Report every line in the listing that contains the string "content".

──────────────────────────────

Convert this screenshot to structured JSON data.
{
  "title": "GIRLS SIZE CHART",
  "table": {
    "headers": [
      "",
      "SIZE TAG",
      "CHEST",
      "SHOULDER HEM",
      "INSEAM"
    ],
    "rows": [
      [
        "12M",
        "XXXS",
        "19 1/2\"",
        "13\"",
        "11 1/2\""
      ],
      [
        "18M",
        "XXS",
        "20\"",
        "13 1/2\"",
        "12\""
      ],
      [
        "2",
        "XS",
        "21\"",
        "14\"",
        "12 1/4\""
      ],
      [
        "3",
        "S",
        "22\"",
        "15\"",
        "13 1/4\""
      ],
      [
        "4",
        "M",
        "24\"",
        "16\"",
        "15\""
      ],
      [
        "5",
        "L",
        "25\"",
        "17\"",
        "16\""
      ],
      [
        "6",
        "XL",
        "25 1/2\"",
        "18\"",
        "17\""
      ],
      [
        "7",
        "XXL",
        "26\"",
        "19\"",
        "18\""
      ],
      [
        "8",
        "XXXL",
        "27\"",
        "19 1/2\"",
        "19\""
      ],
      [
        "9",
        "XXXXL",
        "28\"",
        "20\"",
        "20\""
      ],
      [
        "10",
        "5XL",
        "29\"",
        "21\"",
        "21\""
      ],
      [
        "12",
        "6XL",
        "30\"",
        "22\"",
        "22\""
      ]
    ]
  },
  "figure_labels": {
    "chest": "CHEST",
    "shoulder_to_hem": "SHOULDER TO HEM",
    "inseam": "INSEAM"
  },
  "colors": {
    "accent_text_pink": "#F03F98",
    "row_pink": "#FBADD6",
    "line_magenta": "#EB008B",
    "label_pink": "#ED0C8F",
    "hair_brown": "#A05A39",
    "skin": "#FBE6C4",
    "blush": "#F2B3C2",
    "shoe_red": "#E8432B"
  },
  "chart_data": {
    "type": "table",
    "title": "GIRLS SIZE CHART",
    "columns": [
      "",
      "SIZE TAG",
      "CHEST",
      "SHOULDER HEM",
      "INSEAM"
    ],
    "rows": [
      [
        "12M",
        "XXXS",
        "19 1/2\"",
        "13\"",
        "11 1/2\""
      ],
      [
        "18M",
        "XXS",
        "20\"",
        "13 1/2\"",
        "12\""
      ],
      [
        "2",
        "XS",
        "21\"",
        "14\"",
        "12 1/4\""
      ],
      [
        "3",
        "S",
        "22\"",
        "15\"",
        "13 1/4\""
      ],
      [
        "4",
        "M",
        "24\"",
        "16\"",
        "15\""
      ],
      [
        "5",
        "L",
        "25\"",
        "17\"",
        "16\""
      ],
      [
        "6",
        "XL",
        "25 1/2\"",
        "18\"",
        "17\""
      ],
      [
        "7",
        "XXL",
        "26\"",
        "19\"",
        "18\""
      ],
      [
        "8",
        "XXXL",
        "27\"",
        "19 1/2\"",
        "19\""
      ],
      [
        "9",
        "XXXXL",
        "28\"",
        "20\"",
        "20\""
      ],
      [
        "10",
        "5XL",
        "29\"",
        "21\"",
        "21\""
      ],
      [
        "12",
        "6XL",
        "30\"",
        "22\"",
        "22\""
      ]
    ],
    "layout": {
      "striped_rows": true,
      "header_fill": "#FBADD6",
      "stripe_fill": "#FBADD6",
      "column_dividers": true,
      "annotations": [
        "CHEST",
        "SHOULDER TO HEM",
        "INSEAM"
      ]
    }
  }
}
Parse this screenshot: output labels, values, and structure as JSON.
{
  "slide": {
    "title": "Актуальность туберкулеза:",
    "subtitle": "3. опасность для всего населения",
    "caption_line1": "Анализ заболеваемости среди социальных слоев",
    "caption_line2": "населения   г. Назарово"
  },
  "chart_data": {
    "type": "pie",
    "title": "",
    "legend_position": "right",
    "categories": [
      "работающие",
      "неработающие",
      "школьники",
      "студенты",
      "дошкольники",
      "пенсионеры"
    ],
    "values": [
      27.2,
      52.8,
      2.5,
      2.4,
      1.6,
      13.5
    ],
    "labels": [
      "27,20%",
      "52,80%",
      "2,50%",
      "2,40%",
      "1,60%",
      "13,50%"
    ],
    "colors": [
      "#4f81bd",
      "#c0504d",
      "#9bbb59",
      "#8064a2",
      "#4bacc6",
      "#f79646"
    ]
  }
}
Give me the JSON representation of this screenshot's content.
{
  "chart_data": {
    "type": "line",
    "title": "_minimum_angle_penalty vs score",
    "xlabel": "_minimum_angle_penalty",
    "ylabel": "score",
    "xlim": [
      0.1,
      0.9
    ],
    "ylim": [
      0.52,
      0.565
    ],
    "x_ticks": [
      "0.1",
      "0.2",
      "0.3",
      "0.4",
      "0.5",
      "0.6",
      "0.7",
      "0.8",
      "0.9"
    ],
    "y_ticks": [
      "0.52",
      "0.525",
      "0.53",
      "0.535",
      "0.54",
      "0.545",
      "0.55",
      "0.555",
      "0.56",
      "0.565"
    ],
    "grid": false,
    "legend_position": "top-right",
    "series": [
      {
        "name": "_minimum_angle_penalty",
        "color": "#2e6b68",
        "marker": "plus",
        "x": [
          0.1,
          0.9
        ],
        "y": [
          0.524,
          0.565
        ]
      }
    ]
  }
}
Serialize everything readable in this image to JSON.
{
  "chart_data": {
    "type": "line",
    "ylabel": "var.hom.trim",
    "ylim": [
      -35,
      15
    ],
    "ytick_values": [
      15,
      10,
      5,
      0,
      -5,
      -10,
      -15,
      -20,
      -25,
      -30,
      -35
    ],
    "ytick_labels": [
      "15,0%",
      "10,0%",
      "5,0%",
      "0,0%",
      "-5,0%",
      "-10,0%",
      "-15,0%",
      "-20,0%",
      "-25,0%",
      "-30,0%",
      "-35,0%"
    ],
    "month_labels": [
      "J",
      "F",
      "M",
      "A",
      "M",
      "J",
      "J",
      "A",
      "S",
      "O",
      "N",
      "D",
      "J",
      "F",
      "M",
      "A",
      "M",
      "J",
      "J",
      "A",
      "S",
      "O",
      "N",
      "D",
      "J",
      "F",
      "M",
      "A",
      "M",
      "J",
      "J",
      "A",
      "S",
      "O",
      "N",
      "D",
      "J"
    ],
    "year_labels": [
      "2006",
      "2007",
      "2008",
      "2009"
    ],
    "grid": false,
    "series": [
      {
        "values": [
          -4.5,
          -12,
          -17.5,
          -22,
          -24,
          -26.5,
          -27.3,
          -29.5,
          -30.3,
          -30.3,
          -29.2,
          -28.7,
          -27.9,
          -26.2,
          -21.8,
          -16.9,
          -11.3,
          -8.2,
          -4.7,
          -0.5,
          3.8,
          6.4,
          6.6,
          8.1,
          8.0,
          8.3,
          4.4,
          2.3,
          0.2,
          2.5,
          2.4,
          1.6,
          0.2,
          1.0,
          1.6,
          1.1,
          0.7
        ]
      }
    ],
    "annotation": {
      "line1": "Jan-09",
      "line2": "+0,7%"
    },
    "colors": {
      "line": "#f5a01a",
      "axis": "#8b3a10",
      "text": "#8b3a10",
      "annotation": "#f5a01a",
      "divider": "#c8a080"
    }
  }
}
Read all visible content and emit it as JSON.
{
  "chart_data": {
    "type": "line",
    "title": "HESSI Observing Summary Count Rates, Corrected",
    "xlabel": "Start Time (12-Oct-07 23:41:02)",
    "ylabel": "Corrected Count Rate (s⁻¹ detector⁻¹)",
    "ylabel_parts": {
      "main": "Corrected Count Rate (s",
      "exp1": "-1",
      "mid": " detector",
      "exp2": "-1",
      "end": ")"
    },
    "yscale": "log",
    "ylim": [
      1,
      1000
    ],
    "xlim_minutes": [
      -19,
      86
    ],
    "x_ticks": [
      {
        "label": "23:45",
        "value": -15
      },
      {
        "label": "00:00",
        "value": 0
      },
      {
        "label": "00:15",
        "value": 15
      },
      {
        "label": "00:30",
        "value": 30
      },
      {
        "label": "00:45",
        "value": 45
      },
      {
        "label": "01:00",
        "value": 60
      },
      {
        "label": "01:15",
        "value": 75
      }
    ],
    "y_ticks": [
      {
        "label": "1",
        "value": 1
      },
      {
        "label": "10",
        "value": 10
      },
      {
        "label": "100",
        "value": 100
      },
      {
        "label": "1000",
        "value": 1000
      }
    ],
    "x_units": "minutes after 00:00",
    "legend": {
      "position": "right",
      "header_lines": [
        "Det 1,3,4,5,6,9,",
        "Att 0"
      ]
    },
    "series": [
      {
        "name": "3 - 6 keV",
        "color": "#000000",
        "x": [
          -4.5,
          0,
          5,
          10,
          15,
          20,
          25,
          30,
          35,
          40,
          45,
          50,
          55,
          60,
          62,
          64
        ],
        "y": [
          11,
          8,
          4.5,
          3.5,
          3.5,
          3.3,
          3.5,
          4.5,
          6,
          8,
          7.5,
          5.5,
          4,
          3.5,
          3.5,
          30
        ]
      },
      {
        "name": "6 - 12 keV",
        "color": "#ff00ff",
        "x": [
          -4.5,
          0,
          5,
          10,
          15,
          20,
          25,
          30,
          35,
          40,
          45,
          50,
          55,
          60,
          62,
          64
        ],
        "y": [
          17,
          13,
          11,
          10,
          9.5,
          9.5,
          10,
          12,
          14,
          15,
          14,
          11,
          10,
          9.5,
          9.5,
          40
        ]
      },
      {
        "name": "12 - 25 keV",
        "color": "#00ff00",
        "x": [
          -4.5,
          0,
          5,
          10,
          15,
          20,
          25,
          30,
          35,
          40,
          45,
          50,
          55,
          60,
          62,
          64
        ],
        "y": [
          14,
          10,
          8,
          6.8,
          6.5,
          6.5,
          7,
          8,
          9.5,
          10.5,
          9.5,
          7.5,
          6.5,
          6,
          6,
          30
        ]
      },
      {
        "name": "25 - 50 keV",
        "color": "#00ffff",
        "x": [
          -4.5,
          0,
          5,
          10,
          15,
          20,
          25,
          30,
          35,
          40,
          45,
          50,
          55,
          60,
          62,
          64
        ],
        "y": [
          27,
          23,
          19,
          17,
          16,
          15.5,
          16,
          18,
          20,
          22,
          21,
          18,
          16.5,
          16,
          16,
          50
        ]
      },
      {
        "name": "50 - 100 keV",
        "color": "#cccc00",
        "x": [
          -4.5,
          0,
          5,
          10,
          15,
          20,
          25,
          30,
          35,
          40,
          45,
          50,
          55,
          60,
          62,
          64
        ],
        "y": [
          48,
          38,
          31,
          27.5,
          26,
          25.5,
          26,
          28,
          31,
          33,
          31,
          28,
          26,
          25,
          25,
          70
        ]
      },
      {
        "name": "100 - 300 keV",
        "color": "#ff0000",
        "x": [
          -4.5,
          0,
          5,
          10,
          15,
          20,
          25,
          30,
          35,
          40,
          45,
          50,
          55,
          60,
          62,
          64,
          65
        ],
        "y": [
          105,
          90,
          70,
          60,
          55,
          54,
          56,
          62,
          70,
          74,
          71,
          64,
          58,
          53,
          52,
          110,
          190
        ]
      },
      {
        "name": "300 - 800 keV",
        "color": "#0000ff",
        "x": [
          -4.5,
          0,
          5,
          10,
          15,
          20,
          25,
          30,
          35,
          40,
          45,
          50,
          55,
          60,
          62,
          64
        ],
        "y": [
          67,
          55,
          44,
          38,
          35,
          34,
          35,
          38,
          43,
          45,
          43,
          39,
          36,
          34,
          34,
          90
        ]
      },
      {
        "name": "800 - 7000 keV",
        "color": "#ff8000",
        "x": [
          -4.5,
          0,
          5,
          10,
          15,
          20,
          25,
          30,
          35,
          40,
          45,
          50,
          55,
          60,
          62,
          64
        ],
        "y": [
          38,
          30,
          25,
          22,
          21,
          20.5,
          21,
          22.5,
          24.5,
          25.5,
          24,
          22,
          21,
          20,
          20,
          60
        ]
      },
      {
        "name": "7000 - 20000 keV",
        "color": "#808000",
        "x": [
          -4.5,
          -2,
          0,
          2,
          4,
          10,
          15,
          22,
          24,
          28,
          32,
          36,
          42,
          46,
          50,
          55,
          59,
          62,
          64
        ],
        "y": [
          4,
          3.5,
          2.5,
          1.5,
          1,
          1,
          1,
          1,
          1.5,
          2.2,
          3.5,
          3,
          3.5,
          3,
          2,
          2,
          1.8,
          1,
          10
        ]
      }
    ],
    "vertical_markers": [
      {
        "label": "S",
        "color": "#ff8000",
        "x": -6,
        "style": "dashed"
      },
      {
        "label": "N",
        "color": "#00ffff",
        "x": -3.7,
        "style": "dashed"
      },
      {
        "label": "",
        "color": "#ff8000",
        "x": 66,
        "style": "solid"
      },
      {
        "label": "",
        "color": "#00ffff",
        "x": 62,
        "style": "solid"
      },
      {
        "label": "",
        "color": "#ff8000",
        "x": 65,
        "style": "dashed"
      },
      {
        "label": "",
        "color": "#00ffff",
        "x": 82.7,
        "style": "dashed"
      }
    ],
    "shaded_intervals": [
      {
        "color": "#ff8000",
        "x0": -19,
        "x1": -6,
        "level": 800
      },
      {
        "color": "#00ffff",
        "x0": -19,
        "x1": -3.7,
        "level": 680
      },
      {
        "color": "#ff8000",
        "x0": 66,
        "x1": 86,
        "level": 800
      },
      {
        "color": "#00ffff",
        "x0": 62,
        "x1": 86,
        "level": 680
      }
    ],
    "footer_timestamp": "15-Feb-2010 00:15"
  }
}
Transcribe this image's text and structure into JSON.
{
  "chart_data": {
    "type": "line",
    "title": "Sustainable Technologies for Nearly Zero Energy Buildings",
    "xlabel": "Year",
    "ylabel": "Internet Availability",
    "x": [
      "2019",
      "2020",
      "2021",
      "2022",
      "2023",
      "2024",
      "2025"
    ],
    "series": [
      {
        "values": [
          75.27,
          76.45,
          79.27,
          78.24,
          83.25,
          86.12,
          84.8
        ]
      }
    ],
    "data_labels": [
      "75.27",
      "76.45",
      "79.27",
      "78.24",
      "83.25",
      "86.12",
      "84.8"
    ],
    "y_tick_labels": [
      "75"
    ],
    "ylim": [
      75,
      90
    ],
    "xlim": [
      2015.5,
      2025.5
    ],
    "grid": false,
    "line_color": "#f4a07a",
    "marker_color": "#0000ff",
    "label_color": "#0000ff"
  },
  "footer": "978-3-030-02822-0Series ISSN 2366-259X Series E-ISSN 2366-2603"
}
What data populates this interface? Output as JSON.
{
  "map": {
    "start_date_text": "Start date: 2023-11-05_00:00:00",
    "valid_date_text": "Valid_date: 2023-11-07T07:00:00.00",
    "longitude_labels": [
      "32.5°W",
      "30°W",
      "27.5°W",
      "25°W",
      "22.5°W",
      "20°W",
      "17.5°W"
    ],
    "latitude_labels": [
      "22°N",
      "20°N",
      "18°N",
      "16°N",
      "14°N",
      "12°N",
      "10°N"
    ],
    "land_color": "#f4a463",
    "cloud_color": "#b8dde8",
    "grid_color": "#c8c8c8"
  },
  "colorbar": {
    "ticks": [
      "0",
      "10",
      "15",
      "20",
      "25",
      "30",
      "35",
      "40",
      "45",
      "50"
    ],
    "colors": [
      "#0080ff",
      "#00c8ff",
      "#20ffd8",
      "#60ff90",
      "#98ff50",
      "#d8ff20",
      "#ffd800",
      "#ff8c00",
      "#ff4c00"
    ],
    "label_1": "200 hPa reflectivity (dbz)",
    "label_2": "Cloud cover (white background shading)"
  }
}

──────────────────────────────

» Task output:
Give me the JSON representation of this screenshot's content.
Read all visible content and emit it as JSON.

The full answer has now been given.